▶ _Entries_:
┄┄┄┄┄┄

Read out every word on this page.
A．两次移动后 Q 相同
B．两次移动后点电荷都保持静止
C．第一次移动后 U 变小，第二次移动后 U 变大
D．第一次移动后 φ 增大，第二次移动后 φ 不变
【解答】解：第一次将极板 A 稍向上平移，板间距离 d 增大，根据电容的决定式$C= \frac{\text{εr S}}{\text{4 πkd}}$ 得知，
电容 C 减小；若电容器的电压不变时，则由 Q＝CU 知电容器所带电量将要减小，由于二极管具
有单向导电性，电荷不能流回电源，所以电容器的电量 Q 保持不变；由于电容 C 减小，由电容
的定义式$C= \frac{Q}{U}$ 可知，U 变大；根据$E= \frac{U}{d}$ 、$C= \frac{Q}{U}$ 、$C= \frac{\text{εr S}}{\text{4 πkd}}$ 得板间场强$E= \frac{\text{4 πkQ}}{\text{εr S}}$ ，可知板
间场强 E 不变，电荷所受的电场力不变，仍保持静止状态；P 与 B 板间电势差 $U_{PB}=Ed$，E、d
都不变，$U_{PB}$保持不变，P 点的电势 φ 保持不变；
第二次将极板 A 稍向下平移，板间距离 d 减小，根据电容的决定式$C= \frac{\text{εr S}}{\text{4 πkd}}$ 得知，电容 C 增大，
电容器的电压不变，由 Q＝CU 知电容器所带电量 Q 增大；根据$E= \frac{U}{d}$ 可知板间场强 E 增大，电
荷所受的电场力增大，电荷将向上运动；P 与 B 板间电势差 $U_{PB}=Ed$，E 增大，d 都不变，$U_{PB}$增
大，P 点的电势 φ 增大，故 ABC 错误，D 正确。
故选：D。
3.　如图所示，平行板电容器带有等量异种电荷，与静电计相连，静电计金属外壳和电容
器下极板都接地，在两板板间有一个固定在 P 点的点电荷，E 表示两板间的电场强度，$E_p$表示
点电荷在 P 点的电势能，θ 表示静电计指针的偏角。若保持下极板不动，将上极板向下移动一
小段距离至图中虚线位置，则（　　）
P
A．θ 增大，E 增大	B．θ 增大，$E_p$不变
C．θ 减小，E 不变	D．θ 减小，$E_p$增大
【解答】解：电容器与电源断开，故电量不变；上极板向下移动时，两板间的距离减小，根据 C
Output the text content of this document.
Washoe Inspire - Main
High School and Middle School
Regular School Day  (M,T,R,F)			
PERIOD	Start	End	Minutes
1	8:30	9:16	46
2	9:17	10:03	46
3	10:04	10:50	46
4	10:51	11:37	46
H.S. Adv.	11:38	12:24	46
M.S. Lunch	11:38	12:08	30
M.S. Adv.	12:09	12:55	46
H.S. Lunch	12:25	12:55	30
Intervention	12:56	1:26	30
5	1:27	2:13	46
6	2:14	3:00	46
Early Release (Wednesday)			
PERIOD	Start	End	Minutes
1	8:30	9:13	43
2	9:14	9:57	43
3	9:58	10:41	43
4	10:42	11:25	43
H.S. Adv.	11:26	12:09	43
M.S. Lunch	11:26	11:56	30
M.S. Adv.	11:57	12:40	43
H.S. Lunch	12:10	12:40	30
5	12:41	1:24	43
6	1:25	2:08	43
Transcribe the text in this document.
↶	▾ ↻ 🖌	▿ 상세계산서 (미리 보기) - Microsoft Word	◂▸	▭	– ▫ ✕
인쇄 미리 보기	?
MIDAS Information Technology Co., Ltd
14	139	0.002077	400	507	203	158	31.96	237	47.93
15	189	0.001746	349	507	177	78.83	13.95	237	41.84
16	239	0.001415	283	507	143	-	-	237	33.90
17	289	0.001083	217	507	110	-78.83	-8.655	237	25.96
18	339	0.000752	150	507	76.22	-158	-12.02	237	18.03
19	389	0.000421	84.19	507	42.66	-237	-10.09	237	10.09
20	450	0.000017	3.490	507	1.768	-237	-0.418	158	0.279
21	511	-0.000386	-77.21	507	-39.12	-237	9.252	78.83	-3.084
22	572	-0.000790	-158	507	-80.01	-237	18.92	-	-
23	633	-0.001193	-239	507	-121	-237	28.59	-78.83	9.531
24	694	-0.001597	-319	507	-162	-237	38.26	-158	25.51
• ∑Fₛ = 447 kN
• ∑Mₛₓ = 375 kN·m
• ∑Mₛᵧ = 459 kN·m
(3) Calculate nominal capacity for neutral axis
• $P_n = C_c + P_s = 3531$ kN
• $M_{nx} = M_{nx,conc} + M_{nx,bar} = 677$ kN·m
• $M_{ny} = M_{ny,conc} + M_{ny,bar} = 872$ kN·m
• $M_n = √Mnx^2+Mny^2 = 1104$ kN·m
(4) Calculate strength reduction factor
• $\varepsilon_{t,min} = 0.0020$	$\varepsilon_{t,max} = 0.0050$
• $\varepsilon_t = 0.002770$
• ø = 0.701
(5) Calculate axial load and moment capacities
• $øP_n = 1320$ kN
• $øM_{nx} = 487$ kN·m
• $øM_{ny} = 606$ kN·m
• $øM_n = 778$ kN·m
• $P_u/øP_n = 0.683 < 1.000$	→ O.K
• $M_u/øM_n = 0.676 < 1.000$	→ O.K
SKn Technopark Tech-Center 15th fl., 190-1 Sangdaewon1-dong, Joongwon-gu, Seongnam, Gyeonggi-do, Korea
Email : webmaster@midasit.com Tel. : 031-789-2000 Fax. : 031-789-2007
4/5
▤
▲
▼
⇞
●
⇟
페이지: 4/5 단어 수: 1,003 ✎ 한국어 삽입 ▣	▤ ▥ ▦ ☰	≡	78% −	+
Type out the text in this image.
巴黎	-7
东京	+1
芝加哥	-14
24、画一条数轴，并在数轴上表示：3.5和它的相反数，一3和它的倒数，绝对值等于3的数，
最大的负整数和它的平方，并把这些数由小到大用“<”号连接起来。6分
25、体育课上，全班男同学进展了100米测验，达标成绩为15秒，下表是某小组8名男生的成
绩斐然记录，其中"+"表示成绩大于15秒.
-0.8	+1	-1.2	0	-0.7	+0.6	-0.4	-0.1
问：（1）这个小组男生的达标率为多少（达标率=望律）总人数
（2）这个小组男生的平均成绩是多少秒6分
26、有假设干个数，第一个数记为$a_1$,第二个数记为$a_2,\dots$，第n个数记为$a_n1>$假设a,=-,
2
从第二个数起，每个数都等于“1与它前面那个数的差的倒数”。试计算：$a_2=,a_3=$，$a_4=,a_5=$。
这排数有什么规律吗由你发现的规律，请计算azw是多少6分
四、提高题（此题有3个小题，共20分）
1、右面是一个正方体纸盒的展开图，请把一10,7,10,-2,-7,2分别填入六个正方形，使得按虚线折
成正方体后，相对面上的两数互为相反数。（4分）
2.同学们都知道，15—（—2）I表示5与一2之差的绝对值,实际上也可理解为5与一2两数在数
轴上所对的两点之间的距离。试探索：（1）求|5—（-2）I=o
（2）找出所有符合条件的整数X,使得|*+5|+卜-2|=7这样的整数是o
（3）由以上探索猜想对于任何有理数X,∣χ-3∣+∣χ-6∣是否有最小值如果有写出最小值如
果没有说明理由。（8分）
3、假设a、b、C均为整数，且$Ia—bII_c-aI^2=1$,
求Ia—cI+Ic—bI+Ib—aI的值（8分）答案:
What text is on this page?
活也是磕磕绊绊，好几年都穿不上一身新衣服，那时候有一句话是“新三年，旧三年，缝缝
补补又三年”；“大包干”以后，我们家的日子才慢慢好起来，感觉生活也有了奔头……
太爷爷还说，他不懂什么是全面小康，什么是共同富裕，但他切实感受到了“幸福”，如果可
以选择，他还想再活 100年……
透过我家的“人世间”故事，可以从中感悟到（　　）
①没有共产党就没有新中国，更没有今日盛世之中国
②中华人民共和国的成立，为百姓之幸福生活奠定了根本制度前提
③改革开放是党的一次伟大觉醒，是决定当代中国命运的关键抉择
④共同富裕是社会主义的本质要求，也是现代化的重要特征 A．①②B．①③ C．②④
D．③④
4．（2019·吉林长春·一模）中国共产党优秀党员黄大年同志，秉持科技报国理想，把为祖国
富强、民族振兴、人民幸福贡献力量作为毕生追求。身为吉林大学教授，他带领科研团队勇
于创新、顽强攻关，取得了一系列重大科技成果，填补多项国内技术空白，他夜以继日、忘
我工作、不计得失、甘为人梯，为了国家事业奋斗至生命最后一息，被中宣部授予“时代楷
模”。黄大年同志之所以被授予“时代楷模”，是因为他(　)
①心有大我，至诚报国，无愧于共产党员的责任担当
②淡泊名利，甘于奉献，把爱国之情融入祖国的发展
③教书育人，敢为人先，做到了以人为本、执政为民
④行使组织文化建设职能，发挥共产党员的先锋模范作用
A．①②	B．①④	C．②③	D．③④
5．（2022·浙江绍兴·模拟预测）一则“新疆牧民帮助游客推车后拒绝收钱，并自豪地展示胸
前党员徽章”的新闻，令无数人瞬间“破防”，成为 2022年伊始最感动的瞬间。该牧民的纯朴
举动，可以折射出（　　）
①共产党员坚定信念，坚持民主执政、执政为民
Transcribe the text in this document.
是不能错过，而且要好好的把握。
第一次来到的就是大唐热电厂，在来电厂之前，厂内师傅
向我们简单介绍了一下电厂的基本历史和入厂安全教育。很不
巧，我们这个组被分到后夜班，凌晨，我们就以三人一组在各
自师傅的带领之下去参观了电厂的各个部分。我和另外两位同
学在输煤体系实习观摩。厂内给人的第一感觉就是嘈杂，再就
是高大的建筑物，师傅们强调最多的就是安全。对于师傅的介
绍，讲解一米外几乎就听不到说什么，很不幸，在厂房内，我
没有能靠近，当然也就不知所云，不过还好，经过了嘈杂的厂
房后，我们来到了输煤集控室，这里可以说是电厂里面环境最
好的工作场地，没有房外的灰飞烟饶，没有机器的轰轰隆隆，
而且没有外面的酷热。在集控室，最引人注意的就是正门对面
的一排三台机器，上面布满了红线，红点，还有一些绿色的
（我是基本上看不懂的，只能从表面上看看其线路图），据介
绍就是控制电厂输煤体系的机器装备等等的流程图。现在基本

┄┄┄┄┄┄

Pick out lines containing the word "School", each one as written.

High School and Middle School
Regular School Day  (M,T,R,F)			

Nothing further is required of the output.